# [EXERCISE GOAL]
Every line that contains the word "مجموع" should be copied out.

# [PROVIDED ENTRIES]
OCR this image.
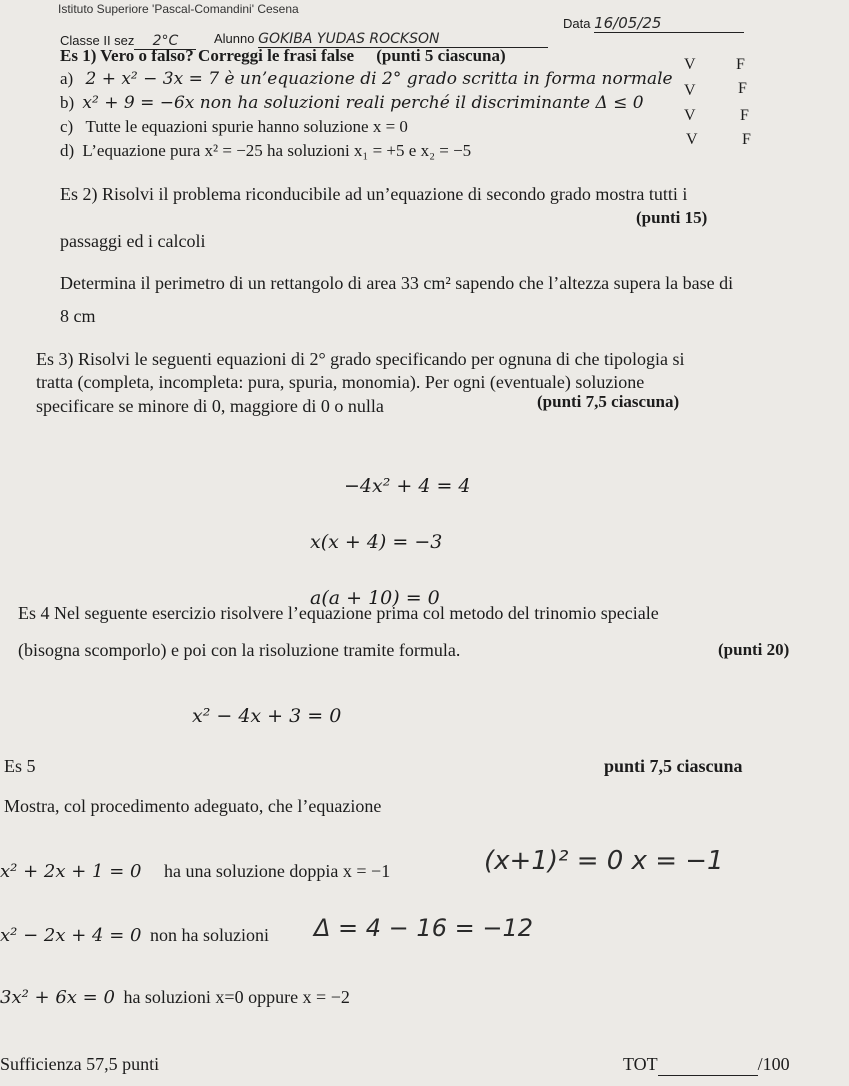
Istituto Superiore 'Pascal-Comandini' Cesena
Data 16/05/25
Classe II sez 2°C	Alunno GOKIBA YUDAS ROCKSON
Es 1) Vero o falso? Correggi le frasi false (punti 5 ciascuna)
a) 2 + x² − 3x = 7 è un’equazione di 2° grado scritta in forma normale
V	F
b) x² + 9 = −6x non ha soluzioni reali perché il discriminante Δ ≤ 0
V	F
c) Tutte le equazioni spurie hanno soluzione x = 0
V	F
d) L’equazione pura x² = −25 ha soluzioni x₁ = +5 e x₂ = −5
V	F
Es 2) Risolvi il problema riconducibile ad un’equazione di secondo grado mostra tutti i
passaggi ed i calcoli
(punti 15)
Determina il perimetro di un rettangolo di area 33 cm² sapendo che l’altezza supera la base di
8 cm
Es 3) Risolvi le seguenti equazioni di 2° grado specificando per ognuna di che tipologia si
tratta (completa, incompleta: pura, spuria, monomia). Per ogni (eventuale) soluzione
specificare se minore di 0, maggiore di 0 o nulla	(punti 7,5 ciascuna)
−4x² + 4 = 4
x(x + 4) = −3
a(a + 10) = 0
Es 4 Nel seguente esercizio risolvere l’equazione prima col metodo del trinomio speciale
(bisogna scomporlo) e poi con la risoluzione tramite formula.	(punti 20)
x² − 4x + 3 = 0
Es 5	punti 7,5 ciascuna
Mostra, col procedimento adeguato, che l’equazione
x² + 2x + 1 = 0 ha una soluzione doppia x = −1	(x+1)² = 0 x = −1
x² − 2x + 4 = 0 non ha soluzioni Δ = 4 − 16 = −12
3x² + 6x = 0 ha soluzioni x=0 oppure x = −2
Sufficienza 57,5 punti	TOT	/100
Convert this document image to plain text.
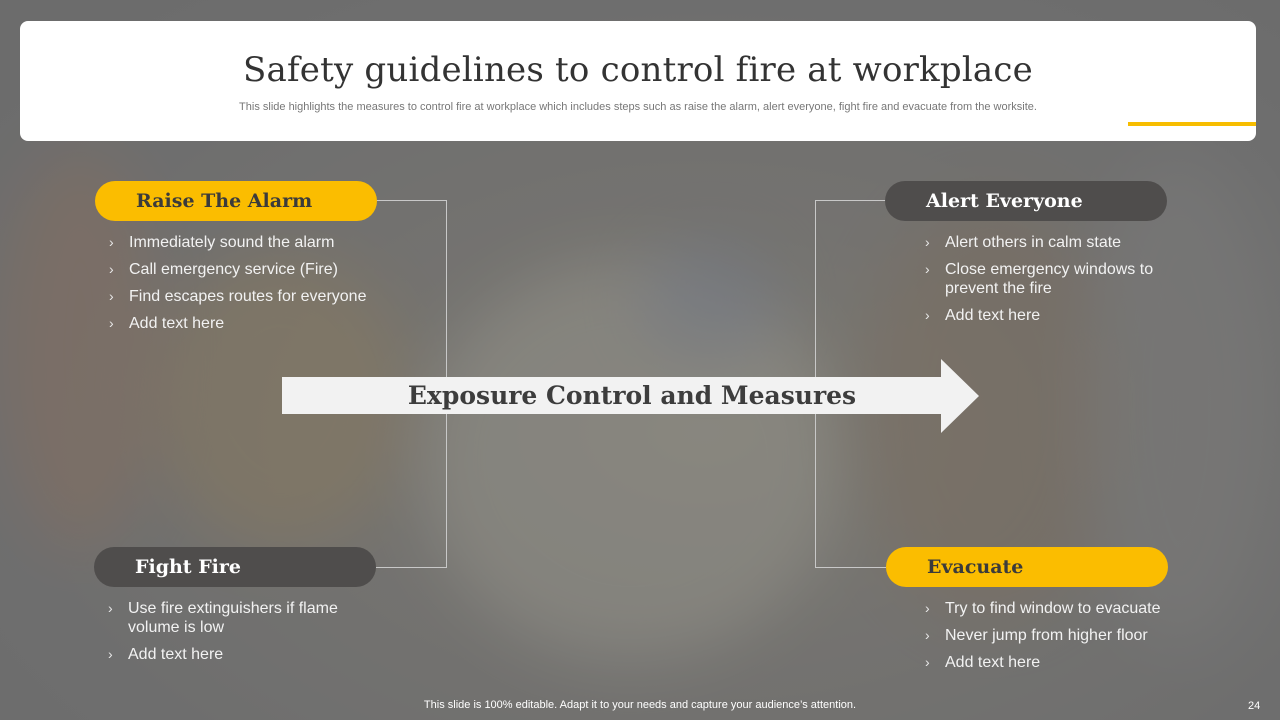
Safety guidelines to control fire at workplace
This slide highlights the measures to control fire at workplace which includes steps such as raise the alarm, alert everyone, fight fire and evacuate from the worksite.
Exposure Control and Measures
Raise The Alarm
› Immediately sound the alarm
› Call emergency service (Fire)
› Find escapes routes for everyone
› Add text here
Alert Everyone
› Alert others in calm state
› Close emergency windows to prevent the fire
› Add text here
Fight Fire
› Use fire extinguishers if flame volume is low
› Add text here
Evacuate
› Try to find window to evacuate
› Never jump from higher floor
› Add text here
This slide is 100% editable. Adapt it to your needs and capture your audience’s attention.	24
==
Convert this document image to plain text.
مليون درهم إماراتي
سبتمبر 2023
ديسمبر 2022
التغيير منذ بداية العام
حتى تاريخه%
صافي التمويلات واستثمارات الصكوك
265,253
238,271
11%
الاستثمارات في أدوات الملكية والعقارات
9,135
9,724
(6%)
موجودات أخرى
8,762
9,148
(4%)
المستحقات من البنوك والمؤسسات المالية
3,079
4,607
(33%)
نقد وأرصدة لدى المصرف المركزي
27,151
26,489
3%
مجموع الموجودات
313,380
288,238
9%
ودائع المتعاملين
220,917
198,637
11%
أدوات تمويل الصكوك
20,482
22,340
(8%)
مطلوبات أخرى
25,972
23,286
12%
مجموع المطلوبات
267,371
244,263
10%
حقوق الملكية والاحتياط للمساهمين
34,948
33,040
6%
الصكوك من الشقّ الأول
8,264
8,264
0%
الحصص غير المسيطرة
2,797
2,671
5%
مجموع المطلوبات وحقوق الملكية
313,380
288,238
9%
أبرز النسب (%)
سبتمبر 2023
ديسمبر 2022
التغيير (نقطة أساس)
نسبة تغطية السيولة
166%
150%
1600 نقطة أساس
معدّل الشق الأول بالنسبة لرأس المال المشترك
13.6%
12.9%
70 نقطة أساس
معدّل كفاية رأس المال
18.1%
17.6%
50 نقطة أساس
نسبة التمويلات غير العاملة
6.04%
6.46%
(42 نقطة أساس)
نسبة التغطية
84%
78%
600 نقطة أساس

# [TASK OUTPUT]
مجموع الموجودات
مجموع المطلوبات
مجموع المطلوبات وحقوق الملكية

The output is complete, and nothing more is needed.